» Provided material
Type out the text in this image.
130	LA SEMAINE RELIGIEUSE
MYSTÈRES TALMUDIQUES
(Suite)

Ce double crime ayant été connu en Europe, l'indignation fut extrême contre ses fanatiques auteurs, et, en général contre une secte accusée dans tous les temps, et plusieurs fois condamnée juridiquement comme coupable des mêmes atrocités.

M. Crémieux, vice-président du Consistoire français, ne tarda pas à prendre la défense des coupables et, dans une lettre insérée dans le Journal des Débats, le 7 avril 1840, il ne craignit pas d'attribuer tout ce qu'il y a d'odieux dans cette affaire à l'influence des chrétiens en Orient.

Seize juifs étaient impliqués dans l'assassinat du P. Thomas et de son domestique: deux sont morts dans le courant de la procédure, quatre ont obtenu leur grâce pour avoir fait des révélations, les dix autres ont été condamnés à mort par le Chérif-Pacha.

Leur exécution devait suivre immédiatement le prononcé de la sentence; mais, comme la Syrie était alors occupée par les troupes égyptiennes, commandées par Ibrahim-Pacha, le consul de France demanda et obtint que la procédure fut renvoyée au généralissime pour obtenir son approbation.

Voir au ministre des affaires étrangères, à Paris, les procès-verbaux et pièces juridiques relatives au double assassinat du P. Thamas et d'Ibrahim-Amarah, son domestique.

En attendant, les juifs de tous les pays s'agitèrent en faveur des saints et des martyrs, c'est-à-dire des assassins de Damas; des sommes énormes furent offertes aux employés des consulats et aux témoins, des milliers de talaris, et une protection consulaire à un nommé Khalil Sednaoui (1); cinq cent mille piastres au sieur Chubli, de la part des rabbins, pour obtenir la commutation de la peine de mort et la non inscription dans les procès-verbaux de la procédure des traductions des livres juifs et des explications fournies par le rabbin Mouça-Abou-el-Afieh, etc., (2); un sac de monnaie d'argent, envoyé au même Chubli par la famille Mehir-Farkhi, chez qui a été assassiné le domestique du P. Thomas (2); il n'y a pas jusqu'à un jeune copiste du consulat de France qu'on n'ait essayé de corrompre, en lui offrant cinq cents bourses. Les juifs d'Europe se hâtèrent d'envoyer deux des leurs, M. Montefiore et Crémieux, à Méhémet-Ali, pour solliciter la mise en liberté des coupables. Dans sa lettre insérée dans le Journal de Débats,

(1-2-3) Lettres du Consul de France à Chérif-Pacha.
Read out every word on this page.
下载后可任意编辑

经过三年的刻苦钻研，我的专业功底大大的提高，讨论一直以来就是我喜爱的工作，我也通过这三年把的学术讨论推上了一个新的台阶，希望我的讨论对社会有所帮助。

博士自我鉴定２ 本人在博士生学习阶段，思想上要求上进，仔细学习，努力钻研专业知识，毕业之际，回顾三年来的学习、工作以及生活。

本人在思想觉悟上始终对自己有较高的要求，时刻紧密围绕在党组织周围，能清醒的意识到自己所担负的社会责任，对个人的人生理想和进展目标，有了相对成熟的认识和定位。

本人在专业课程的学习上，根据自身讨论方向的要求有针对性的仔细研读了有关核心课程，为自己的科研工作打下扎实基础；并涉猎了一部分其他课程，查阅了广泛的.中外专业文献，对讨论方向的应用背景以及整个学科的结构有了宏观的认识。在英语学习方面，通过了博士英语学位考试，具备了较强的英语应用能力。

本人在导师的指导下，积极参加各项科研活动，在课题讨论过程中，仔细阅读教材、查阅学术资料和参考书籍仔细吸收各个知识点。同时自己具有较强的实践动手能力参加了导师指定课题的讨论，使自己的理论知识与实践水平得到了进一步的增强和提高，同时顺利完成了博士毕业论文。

» Task to complete
Show, from the listing above, each line that contains the word "procès".

» Answer for the task
Voir au ministre des affaires étrangères, à Paris, les procès-verbaux et pièces juridiques relatives au double assassinat du P. Thamas et d'Ibrahim-Amarah, son domestique.
En attendant, les juifs de tous les pays s'agitèrent en faveur des saints et des martyrs, c'est-à-dire des assassins de Damas; des sommes énormes furent offertes aux employés des consulats et aux témoins, des milliers de talaris, et une protection consulaire à un nommé Khalil Sednaoui (1); cinq cent mille piastres au sieur Chubli, de la part des rabbins, pour obtenir la commutation de la peine de mort et la non inscription dans les procès-verbaux de la procédure des traductions des livres juifs et des explications fournies par le rabbin Mouça-Abou-el-Afieh, etc., (2); un sac de monnaie d'argent, envoyé au même Chubli par la famille Mehir-Farkhi, chez qui a été assassiné le domestique du P. Thomas (2); il n'y a pas jusqu'à un jeune copiste du consulat de France qu'on n'ait essayé de corrompre, en lui offrant cinq cents bourses. Les juifs d'Europe se hâtèrent d'envoyer deux des leurs, M. Montefiore et Crémieux, à Méhémet-Ali, pour solliciter la mise en liberté des coupables. Dans sa lettre insérée dans le Journal de Débats,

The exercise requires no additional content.